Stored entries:
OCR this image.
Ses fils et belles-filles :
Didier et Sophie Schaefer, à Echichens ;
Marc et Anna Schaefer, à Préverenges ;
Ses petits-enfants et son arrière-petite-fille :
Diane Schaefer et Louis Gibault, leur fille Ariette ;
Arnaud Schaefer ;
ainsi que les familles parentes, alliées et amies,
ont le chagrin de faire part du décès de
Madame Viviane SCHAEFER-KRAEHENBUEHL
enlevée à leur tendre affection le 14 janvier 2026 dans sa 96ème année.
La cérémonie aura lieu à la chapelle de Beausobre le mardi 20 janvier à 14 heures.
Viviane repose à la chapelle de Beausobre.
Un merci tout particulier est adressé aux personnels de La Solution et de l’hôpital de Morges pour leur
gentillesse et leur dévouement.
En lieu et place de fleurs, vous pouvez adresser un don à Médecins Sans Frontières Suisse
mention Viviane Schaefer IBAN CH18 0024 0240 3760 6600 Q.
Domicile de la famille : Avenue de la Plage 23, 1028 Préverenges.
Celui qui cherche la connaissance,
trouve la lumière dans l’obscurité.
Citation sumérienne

- **Goal**: Scan the listing above. Collect all lines with the word "Beausobre".

- **Finished answer**:
La cérémonie aura lieu à la chapelle de Beausobre le mardi 20 janvier à 14 heures.
Viviane repose à la chapelle de Beausobre.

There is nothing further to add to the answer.